◆ Exercise: Using the data below, copy each line that includes the word "with".

◆ Supplied data:
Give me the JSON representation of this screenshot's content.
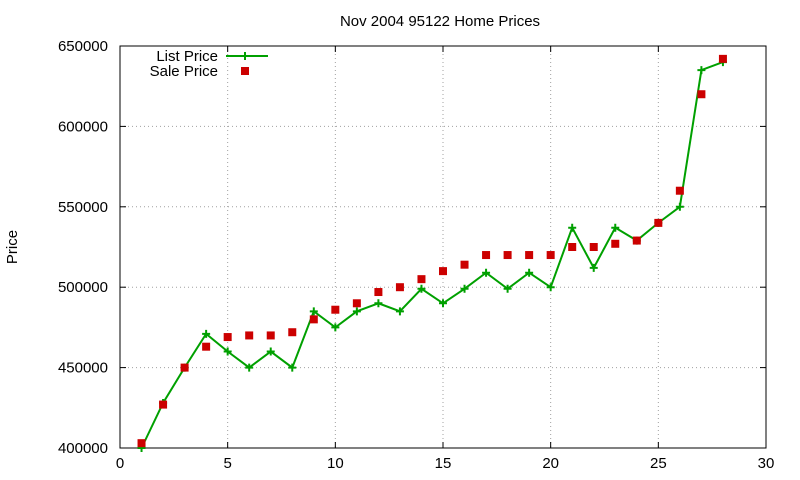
{
  "chart_data": {
    "type": "line",
    "title": "Nov 2004 95122 Home Prices",
    "xlabel": "",
    "ylabel": "Price",
    "xlim": [
      0,
      30
    ],
    "ylim": [
      400000,
      650000
    ],
    "x_ticks": [
      0,
      5,
      10,
      15,
      20,
      25,
      30
    ],
    "y_ticks": [
      400000,
      450000,
      500000,
      550000,
      600000,
      650000
    ],
    "x_tick_labels": [
      "0",
      "5",
      "10",
      "15",
      "20",
      "25",
      "30"
    ],
    "y_tick_labels": [
      "400000",
      "450000",
      "500000",
      "550000",
      "600000",
      "650000"
    ],
    "grid": true,
    "legend_position": "top-left",
    "x": [
      1,
      2,
      3,
      4,
      5,
      6,
      7,
      8,
      9,
      10,
      11,
      12,
      13,
      14,
      15,
      16,
      17,
      18,
      19,
      20,
      21,
      22,
      23,
      24,
      25,
      26,
      27,
      28
    ],
    "series": [
      {
        "name": "List Price",
        "style": "line-with-plus-markers",
        "color": "#00a000",
        "values": [
          400000,
          428000,
          450000,
          471000,
          460000,
          450000,
          460000,
          450000,
          485000,
          475000,
          485000,
          490000,
          485000,
          499000,
          490000,
          499000,
          509000,
          499000,
          509000,
          500000,
          537000,
          512000,
          537000,
          529000,
          540000,
          550000,
          635000,
          640000
        ]
      },
      {
        "name": "Sale Price",
        "style": "square-markers",
        "color": "#cc0000",
        "values": [
          403000,
          427000,
          450000,
          463000,
          469000,
          470000,
          470000,
          472000,
          480000,
          486000,
          490000,
          497000,
          500000,
          505000,
          510000,
          514000,
          520000,
          520000,
          520000,
          520000,
          525000,
          525000,
          527000,
          529000,
          540000,
          560000,
          620000,
          642000
        ]
      }
    ]
  }
}
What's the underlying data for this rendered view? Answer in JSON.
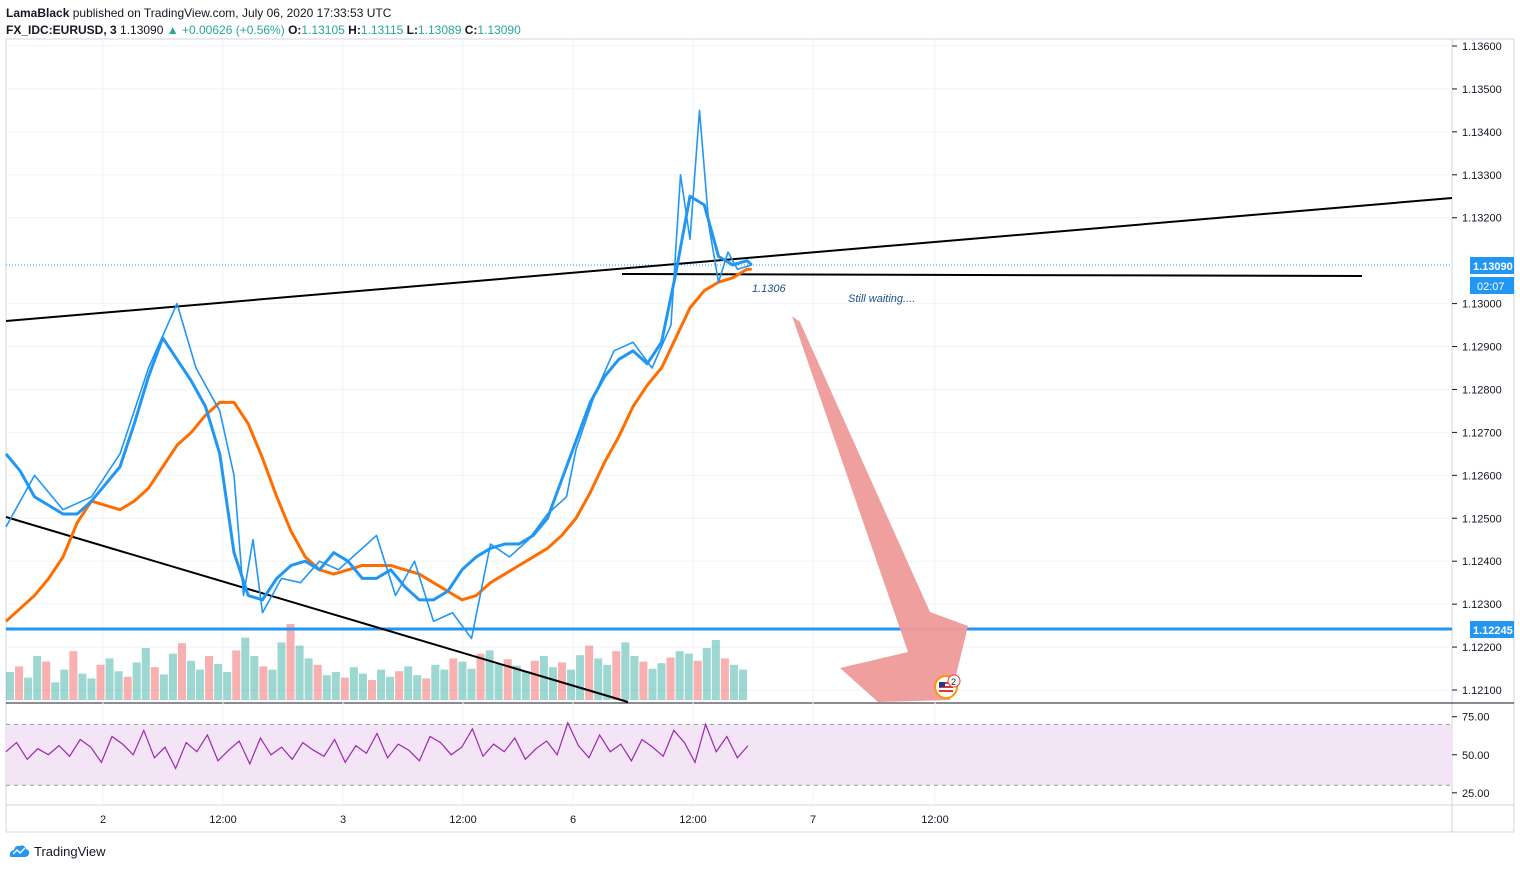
{
  "header": {
    "author": "LamaBlack",
    "published": "published on TradingView.com, July 06, 2020 17:33:53 UTC"
  },
  "ohlc": {
    "symbol": "FX_IDC:EURUSD, 3",
    "last": "1.13090",
    "change": "▲ +0.00626 (+0.56%)",
    "o_label": "O:",
    "o": "1.13105",
    "h_label": "H:",
    "h": "1.13115",
    "l_label": "L:",
    "l": "1.13089",
    "c_label": "C:",
    "c": "1.13090"
  },
  "footer": {
    "brand": "TradingView",
    "icon": "tradingview-logo-icon"
  },
  "colors": {
    "price": "#2196f3",
    "ma": "#ff6d00",
    "trendline": "#000000",
    "support": "#2196f3",
    "arrow": "#ef9a9a",
    "rsi": "#9c27b0",
    "rsi_band": "#f3e5f5",
    "volume_up": "#26a69a",
    "volume_down": "#ef5350"
  },
  "annotations": {
    "level_label": "1.1306",
    "note": "Still waiting....",
    "event_badge_count": "2",
    "event_icon": "us-flag-icon"
  },
  "price_tags": {
    "last": "1.13090",
    "countdown": "02:07",
    "support": "1.12245"
  },
  "chart_data": {
    "type": "line",
    "title": "",
    "price_axis": {
      "ylim": [
        1.2095,
        1.1362
      ],
      "ticks": [
        "1.13600",
        "1.13500",
        "1.13400",
        "1.13300",
        "1.13200",
        "1.13000",
        "1.12900",
        "1.12800",
        "1.12700",
        "1.12600",
        "1.12500",
        "1.12400",
        "1.12300",
        "1.12200",
        "1.12100"
      ]
    },
    "time_axis": {
      "ticks": [
        "2",
        "12:00",
        "3",
        "12:00",
        "6",
        "12:00",
        "7",
        "12:00"
      ]
    },
    "rsi_axis": {
      "ylim": [
        17,
        84
      ],
      "ticks": [
        "75.00",
        "50.00",
        "25.00"
      ],
      "band": [
        30,
        70
      ]
    },
    "series": [
      {
        "name": "",
        "values": [
          [
            0,
            1.1265
          ],
          [
            3,
            1.1261
          ],
          [
            6,
            1.1255
          ],
          [
            9,
            1.1253
          ],
          [
            12,
            1.1251
          ],
          [
            15,
            1.1251
          ],
          [
            18,
            1.1254
          ],
          [
            21,
            1.1258
          ],
          [
            24,
            1.1262
          ],
          [
            27,
            1.1272
          ],
          [
            30,
            1.1283
          ],
          [
            33,
            1.1292
          ],
          [
            36,
            1.1287
          ],
          [
            39,
            1.1282
          ],
          [
            42,
            1.1276
          ],
          [
            45,
            1.1265
          ],
          [
            48,
            1.1242
          ],
          [
            51,
            1.1232
          ],
          [
            54,
            1.1231
          ],
          [
            57,
            1.1236
          ],
          [
            60,
            1.1239
          ],
          [
            63,
            1.124
          ],
          [
            66,
            1.1238
          ],
          [
            69,
            1.1242
          ],
          [
            72,
            1.124
          ],
          [
            75,
            1.1236
          ],
          [
            78,
            1.1236
          ],
          [
            81,
            1.1238
          ],
          [
            84,
            1.1234
          ],
          [
            87,
            1.1231
          ],
          [
            90,
            1.1231
          ],
          [
            93,
            1.1233
          ],
          [
            96,
            1.1238
          ],
          [
            99,
            1.1241
          ],
          [
            102,
            1.1243
          ],
          [
            105,
            1.1244
          ],
          [
            108,
            1.1244
          ],
          [
            111,
            1.1246
          ],
          [
            114,
            1.125
          ],
          [
            117,
            1.1259
          ],
          [
            120,
            1.1268
          ],
          [
            123,
            1.1277
          ],
          [
            126,
            1.1283
          ],
          [
            129,
            1.1287
          ],
          [
            132,
            1.1289
          ],
          [
            135,
            1.1286
          ],
          [
            138,
            1.1291
          ],
          [
            141,
            1.1307
          ],
          [
            144,
            1.1325
          ],
          [
            147,
            1.1323
          ],
          [
            150,
            1.1311
          ],
          [
            153,
            1.1309
          ],
          [
            156,
            1.131
          ],
          [
            157,
            1.1309
          ]
        ]
      },
      {
        "name": "",
        "values": [
          [
            0,
            1.1226
          ],
          [
            3,
            1.1229
          ],
          [
            6,
            1.1232
          ],
          [
            9,
            1.1236
          ],
          [
            12,
            1.1241
          ],
          [
            15,
            1.1249
          ],
          [
            18,
            1.1254
          ],
          [
            21,
            1.1253
          ],
          [
            24,
            1.1252
          ],
          [
            27,
            1.1254
          ],
          [
            30,
            1.1257
          ],
          [
            33,
            1.1262
          ],
          [
            36,
            1.1267
          ],
          [
            39,
            1.127
          ],
          [
            42,
            1.1274
          ],
          [
            45,
            1.1277
          ],
          [
            48,
            1.1277
          ],
          [
            51,
            1.1272
          ],
          [
            54,
            1.1264
          ],
          [
            57,
            1.1255
          ],
          [
            60,
            1.1247
          ],
          [
            63,
            1.1241
          ],
          [
            66,
            1.1238
          ],
          [
            69,
            1.1237
          ],
          [
            72,
            1.1238
          ],
          [
            75,
            1.1239
          ],
          [
            78,
            1.1239
          ],
          [
            81,
            1.1239
          ],
          [
            84,
            1.1238
          ],
          [
            87,
            1.1237
          ],
          [
            90,
            1.1235
          ],
          [
            93,
            1.1233
          ],
          [
            96,
            1.1231
          ],
          [
            99,
            1.1232
          ],
          [
            102,
            1.1235
          ],
          [
            105,
            1.1237
          ],
          [
            108,
            1.1239
          ],
          [
            111,
            1.1241
          ],
          [
            114,
            1.1243
          ],
          [
            117,
            1.1246
          ],
          [
            120,
            1.125
          ],
          [
            123,
            1.1256
          ],
          [
            126,
            1.1263
          ],
          [
            129,
            1.1269
          ],
          [
            132,
            1.1276
          ],
          [
            135,
            1.1281
          ],
          [
            138,
            1.1285
          ],
          [
            141,
            1.1292
          ],
          [
            144,
            1.1299
          ],
          [
            147,
            1.1303
          ],
          [
            150,
            1.1305
          ],
          [
            153,
            1.1306
          ],
          [
            156,
            1.1308
          ],
          [
            157,
            1.1308
          ]
        ]
      },
      {
        "name": "",
        "values": [
          [
            0,
            1.1248
          ],
          [
            6,
            1.126
          ],
          [
            12,
            1.1252
          ],
          [
            18,
            1.1255
          ],
          [
            24,
            1.1265
          ],
          [
            30,
            1.1285
          ],
          [
            36,
            1.13
          ],
          [
            40,
            1.1285
          ],
          [
            45,
            1.1275
          ],
          [
            48,
            1.126
          ],
          [
            50,
            1.1232
          ],
          [
            52,
            1.1245
          ],
          [
            54,
            1.1228
          ],
          [
            58,
            1.1236
          ],
          [
            62,
            1.1235
          ],
          [
            66,
            1.124
          ],
          [
            70,
            1.1238
          ],
          [
            74,
            1.1242
          ],
          [
            78,
            1.1246
          ],
          [
            82,
            1.1232
          ],
          [
            86,
            1.124
          ],
          [
            90,
            1.1226
          ],
          [
            94,
            1.1228
          ],
          [
            98,
            1.1222
          ],
          [
            102,
            1.1244
          ],
          [
            106,
            1.1241
          ],
          [
            110,
            1.1245
          ],
          [
            114,
            1.1251
          ],
          [
            118,
            1.1255
          ],
          [
            120,
            1.1266
          ],
          [
            124,
            1.1279
          ],
          [
            128,
            1.1289
          ],
          [
            132,
            1.1291
          ],
          [
            136,
            1.1285
          ],
          [
            140,
            1.1295
          ],
          [
            142,
            1.133
          ],
          [
            144,
            1.1315
          ],
          [
            146,
            1.1345
          ],
          [
            148,
            1.1318
          ],
          [
            150,
            1.1305
          ],
          [
            152,
            1.1312
          ],
          [
            154,
            1.1308
          ],
          [
            157,
            1.1309
          ]
        ]
      }
    ],
    "rsi": [
      52,
      58,
      47,
      54,
      50,
      56,
      49,
      60,
      55,
      45,
      62,
      57,
      50,
      66,
      48,
      55,
      41,
      58,
      52,
      63,
      46,
      53,
      59,
      44,
      61,
      50,
      55,
      47,
      58,
      53,
      49,
      60,
      45,
      56,
      51,
      64,
      48,
      57,
      53,
      46,
      62,
      58,
      50,
      55,
      67,
      49,
      57,
      52,
      61,
      47,
      54,
      59,
      50,
      71,
      56,
      48,
      63,
      52,
      57,
      46,
      60,
      55,
      49,
      66,
      58,
      45,
      70,
      52,
      62,
      48,
      56
    ],
    "volume": [
      0.35,
      0.42,
      0.28,
      0.55,
      0.48,
      0.22,
      0.38,
      0.61,
      0.33,
      0.27,
      0.44,
      0.52,
      0.36,
      0.29,
      0.47,
      0.65,
      0.41,
      0.32,
      0.58,
      0.71,
      0.49,
      0.38,
      0.55,
      0.45,
      0.35,
      0.62,
      0.78,
      0.55,
      0.42,
      0.38,
      0.72,
      0.95,
      0.68,
      0.52,
      0.44,
      0.31,
      0.35,
      0.28,
      0.41,
      0.33,
      0.25,
      0.38,
      0.29,
      0.36,
      0.42,
      0.31,
      0.27,
      0.44,
      0.38,
      0.52,
      0.48,
      0.39,
      0.58,
      0.62,
      0.45,
      0.51,
      0.43,
      0.36,
      0.49,
      0.55,
      0.41,
      0.47,
      0.38,
      0.56,
      0.68,
      0.52,
      0.44,
      0.61,
      0.72,
      0.55,
      0.48,
      0.39,
      0.46,
      0.53,
      0.61,
      0.58,
      0.49,
      0.65,
      0.75,
      0.52,
      0.44,
      0.38
    ]
  }
}
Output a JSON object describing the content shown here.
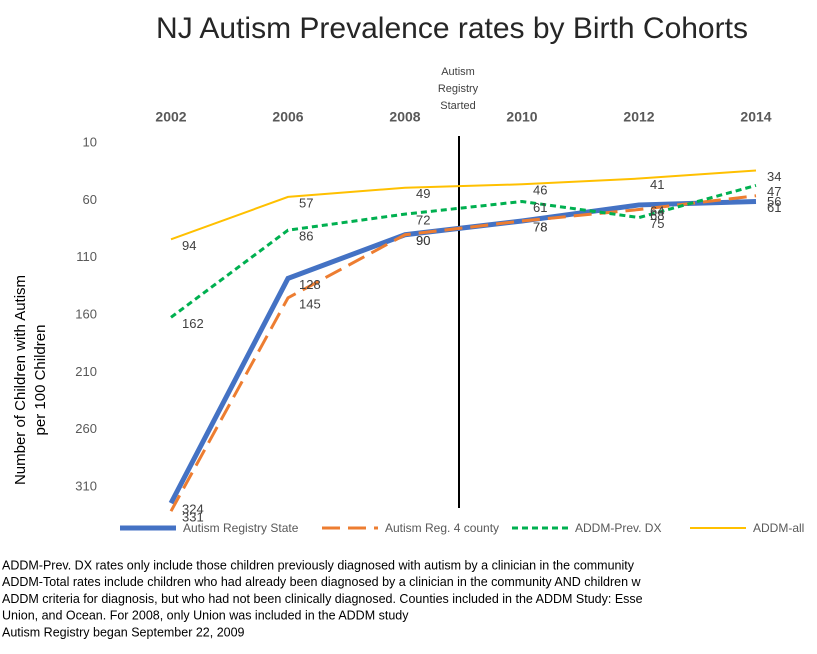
{
  "chart_data": {
    "type": "line",
    "title": "NJ Autism Prevalence rates by Birth Cohorts",
    "y_label": [
      "Number of Children with Autism",
      "per 100 Children"
    ],
    "categories": [
      "2002",
      "2006",
      "2008",
      "2010",
      "2012",
      "2014"
    ],
    "series": [
      {
        "name": "Autism Registry State",
        "color": "#4472c4",
        "values": [
          324,
          128,
          90,
          78,
          64,
          61
        ]
      },
      {
        "name": "Autism Reg. 4 county",
        "color": "#ed7d31",
        "values": [
          331,
          145,
          90,
          78,
          68,
          56
        ]
      },
      {
        "name": "ADDM-Prev. DX",
        "color": "#00b050",
        "values": [
          162,
          86,
          72,
          61,
          75,
          47
        ]
      },
      {
        "name": "ADDM-all",
        "color": "#ffc000",
        "values": [
          94,
          57,
          49,
          46,
          41,
          34
        ]
      }
    ],
    "ylim": [
      10,
      335
    ],
    "yticks": [
      10,
      60,
      110,
      160,
      210,
      260,
      310
    ],
    "y_reversed": true,
    "annotation": [
      "Autism",
      "Registry",
      "Started"
    ],
    "legend": "bottom",
    "notes": [
      "ADDM-Prev. DX rates only include those children previously diagnosed with autism by a clinician in the community",
      "ADDM-Total rates include children who had already been diagnosed by a clinician in the community AND children w",
      "ADDM criteria for diagnosis, but who had not been clinically diagnosed. Counties included in the ADDM Study: Esse",
      "Union, and Ocean. For 2008, only Union was included in the ADDM study",
      "Autism Registry began September 22, 2009"
    ]
  }
}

◆ Exercise answer:
        "style": "line-with-plus-markers",
      "Number of Children with Autism",
      "ADDM-Prev. DX rates only include those children previously diagnosed with autism by a clinician in the community",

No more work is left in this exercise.